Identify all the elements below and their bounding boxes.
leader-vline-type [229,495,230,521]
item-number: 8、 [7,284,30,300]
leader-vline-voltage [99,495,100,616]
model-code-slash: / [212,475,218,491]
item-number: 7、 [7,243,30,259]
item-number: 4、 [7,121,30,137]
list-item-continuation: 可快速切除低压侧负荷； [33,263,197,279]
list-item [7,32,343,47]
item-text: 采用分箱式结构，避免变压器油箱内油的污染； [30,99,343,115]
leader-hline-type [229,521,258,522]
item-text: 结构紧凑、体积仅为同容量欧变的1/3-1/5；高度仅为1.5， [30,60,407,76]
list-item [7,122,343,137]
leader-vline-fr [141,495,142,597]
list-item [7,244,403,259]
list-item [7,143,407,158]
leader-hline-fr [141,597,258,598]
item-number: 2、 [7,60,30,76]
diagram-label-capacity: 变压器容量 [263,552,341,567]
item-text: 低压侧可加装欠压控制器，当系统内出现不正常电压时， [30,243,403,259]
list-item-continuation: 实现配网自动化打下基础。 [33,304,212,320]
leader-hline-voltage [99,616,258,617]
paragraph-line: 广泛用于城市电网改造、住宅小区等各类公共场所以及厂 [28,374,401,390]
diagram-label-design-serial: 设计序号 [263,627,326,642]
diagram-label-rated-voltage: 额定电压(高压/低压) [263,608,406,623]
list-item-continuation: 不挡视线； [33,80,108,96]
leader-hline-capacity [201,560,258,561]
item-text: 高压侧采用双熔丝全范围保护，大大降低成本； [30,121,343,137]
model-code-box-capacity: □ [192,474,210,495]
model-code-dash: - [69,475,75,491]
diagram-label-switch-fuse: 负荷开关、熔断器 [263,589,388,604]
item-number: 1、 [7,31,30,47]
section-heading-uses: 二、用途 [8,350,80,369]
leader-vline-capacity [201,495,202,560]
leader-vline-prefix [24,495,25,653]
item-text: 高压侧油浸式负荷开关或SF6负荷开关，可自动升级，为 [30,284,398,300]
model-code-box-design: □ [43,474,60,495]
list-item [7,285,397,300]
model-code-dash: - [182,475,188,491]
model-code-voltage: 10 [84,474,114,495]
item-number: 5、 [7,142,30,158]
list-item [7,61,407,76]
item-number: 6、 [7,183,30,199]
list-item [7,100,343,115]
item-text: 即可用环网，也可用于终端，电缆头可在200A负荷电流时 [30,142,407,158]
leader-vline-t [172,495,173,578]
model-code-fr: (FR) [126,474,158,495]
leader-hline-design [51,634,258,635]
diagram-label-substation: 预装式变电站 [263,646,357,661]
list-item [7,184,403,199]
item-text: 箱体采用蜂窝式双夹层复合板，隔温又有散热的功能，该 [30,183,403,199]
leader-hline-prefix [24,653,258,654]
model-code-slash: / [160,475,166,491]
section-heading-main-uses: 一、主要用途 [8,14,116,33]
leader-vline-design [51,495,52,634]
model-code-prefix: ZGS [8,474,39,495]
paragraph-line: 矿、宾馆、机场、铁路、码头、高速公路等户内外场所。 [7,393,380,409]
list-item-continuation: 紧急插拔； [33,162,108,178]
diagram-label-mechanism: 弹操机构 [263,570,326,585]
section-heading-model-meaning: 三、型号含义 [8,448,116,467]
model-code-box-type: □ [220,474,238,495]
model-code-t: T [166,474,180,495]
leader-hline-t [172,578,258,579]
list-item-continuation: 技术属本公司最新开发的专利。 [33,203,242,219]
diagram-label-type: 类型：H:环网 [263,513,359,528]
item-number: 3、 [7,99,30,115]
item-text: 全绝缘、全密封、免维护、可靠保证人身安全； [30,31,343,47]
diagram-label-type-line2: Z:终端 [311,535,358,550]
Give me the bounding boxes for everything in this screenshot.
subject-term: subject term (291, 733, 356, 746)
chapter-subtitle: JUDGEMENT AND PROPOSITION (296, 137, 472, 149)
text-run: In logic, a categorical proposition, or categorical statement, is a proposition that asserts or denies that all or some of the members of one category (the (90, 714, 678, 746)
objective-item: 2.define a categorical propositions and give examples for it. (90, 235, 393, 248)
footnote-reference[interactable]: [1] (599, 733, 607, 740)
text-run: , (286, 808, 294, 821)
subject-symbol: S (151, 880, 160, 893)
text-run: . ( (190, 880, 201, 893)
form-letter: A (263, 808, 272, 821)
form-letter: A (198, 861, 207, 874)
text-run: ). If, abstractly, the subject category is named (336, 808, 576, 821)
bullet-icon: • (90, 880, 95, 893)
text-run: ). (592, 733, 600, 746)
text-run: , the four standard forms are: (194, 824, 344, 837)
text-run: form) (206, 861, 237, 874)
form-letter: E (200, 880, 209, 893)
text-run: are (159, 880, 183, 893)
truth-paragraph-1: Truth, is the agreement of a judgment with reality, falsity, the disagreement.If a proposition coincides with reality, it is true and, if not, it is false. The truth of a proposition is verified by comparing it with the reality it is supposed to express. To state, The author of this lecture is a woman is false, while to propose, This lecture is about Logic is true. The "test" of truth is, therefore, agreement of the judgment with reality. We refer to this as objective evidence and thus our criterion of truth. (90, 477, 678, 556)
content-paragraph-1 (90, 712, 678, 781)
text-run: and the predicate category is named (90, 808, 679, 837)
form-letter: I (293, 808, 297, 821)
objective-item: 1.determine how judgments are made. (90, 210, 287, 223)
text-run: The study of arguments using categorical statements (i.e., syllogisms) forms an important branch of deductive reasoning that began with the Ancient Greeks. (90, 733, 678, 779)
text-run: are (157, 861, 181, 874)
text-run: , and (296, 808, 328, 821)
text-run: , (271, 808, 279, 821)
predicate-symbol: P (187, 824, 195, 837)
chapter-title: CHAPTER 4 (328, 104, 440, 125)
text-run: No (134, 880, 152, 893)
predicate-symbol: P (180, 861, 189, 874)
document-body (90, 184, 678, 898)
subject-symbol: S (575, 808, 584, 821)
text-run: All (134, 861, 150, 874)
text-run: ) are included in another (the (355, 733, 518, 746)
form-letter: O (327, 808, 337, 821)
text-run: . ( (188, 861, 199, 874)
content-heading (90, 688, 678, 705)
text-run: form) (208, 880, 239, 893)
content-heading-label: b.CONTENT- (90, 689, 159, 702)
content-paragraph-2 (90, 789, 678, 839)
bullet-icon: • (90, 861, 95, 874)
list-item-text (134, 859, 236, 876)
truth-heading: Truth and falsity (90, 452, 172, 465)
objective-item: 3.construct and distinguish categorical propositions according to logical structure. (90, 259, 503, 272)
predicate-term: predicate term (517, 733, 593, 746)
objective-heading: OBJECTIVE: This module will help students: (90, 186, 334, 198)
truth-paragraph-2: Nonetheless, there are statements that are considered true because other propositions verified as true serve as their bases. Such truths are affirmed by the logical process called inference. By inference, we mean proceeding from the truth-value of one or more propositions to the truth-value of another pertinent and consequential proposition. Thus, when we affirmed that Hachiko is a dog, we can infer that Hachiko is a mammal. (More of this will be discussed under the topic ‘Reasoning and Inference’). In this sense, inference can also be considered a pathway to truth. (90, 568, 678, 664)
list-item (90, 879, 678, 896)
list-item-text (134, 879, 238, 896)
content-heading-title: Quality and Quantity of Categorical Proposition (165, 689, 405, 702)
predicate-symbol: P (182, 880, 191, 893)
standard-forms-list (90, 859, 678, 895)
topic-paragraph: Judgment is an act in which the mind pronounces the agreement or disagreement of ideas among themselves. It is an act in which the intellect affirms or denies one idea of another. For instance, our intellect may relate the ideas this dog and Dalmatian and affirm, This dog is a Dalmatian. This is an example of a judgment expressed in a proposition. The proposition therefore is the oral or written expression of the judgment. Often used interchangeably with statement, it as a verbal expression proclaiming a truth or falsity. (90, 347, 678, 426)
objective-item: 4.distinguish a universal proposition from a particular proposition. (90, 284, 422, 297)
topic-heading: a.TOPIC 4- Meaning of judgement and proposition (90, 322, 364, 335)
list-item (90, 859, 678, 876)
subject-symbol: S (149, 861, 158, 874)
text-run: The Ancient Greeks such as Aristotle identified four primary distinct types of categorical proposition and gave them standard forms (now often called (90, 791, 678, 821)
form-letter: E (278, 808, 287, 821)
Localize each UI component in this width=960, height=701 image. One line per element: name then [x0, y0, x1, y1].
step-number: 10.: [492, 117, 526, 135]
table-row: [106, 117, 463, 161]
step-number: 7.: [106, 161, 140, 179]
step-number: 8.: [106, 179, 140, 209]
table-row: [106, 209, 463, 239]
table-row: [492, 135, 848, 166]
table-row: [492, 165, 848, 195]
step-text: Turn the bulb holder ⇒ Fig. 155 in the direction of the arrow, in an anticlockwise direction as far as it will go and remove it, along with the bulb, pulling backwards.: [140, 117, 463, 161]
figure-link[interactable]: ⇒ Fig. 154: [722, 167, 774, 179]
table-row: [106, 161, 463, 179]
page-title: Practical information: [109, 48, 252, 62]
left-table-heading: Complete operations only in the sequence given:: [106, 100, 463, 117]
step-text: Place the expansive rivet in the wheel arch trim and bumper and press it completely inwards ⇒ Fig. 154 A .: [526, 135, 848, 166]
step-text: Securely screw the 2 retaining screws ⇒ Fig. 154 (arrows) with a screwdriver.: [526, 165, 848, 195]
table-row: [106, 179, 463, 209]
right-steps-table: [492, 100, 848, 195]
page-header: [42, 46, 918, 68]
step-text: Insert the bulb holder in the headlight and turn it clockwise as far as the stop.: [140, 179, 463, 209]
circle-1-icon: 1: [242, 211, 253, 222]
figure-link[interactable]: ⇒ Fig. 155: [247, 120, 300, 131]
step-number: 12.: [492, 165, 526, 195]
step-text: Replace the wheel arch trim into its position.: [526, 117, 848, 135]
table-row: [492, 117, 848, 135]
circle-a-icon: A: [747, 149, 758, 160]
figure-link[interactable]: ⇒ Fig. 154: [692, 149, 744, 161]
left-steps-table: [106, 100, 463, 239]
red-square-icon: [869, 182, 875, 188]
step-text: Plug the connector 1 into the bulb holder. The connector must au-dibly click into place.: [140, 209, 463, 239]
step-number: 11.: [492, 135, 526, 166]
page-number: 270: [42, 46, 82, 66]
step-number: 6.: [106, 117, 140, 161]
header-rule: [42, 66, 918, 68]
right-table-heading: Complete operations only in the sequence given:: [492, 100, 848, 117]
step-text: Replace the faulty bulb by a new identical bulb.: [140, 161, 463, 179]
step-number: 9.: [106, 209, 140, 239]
—————
• _EXERCISE OBJECTIVE_
Return the rows starting at the beginning of the records and ending at the line that contains "item-number: 4、 [7,121,30,137]", both ends included, repeating each line exactly.

• _WRITTEN RESPONSE_
Identify all the elements below and their bounding boxes.
leader-vline-type [229,495,230,521]
item-number: 8、 [7,284,30,300]
leader-vline-voltage [99,495,100,616]
model-code-slash: / [212,475,218,491]
item-number: 7、 [7,243,30,259]
item-number: 4、 [7,121,30,137]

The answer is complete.